**REQUIRED TASK:** Gather each line in the entries that includes the string "validity".

**DATASET ENTRIES:**
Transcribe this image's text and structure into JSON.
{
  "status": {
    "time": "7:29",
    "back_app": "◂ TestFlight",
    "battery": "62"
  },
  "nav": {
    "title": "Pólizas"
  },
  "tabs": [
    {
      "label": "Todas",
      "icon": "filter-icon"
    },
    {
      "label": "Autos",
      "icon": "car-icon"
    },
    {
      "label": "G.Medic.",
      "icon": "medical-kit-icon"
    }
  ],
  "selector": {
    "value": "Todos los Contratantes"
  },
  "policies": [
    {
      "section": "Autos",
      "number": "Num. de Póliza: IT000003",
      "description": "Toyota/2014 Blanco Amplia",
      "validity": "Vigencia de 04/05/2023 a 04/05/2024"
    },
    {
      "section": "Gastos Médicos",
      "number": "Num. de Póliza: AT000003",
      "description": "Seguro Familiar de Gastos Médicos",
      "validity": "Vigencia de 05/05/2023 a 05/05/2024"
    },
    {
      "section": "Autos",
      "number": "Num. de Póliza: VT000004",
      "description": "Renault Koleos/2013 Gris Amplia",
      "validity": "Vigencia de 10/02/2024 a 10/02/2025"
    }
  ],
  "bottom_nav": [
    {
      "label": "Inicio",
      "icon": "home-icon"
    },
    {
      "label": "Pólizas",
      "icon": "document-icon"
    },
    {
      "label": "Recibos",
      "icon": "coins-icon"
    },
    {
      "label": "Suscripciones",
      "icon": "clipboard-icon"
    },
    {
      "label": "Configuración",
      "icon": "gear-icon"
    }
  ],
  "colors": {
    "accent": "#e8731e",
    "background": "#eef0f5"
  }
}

---

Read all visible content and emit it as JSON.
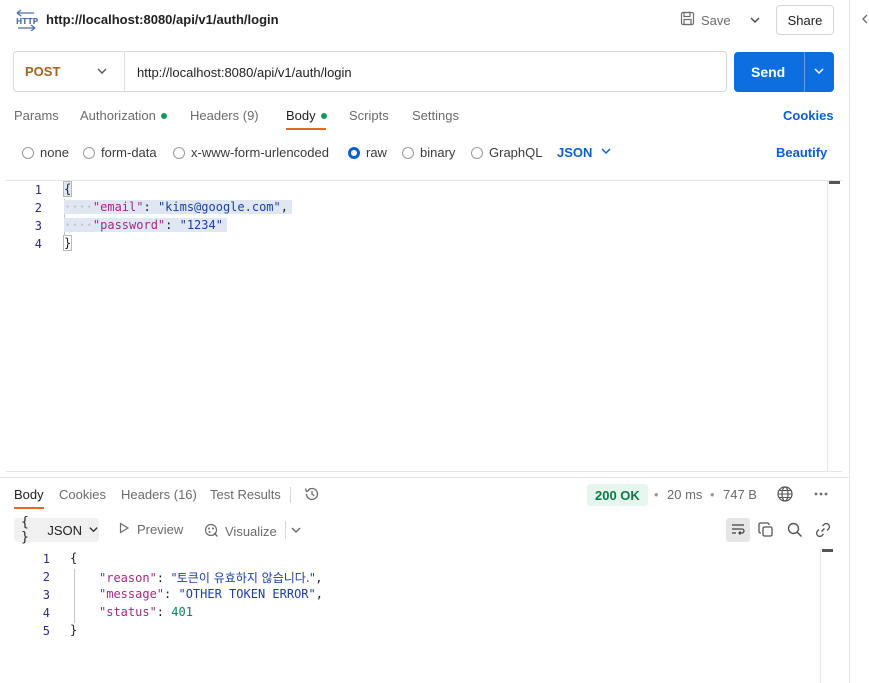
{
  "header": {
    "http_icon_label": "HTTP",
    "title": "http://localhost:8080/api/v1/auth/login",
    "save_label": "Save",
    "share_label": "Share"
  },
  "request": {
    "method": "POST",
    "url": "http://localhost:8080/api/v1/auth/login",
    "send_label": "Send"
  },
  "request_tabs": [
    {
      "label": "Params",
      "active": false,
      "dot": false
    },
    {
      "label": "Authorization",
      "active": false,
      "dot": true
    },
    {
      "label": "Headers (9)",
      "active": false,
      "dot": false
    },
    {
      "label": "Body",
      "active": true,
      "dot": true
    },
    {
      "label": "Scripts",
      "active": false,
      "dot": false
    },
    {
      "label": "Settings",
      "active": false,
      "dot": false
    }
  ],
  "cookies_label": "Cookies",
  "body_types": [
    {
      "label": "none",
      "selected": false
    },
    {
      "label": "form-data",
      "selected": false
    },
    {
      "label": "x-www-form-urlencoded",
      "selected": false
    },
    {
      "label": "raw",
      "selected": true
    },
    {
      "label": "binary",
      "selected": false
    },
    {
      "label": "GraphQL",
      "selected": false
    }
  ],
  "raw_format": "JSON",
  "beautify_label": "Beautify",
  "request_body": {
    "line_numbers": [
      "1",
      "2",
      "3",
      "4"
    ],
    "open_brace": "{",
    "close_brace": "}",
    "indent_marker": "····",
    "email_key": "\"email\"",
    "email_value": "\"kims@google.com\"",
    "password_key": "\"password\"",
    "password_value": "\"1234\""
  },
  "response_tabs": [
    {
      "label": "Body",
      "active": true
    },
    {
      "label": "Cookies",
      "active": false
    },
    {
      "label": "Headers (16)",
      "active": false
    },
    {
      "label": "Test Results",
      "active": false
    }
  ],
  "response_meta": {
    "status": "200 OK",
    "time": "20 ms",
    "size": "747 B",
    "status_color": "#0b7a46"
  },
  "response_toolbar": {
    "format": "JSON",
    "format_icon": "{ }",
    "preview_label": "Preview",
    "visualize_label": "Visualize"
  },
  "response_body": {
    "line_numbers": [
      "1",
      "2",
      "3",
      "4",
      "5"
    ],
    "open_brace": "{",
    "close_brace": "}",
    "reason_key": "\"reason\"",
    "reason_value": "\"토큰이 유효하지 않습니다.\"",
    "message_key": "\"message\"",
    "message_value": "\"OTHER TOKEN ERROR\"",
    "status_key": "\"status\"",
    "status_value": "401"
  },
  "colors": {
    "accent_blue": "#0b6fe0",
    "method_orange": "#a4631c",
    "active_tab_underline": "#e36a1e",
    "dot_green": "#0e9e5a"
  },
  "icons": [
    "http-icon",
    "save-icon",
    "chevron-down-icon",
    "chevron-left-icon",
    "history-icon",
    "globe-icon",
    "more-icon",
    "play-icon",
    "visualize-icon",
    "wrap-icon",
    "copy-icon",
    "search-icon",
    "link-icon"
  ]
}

**PROBLEM SOLUTION:**
      "validity": "Vigencia de 04/05/2023 a 04/05/2024"
      "validity": "Vigencia de 05/05/2023 a 05/05/2024"
      "validity": "Vigencia de 10/02/2024 a 10/02/2025"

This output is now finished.